--- BEGIN ---
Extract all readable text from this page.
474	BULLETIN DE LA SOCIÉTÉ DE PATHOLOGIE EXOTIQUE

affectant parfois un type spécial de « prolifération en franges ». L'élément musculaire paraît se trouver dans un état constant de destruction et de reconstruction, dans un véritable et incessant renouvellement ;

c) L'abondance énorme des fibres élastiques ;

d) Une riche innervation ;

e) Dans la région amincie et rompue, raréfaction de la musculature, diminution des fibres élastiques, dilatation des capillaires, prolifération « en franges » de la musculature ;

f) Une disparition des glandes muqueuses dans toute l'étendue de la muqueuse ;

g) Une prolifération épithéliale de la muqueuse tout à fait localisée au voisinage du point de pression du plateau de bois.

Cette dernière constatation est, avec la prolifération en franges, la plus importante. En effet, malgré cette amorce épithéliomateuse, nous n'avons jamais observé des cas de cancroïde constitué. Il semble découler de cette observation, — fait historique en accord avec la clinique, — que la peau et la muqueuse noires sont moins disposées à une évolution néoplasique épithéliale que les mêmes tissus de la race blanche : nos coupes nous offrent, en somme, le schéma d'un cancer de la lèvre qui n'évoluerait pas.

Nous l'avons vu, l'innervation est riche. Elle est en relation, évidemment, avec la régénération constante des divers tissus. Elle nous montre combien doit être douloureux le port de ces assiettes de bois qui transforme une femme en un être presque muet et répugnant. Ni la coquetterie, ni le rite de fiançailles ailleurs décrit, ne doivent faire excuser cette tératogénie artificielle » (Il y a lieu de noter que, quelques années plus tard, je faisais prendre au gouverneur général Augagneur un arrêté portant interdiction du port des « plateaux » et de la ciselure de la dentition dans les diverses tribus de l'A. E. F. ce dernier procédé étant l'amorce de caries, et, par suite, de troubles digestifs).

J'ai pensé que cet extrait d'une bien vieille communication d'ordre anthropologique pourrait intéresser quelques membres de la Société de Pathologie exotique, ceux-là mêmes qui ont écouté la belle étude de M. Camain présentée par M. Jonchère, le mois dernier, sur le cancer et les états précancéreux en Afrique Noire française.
--- END ---
→ Aim: Find all lines where the word "élastiques" appears. Copy them.

→ Task result:
c) L'abondance énorme des fibres élastiques ;
e) Dans la région amincie et rompue, raréfaction de la musculature, diminution des fibres élastiques, dilatation des capillaires, prolifération « en franges » de la musculature ;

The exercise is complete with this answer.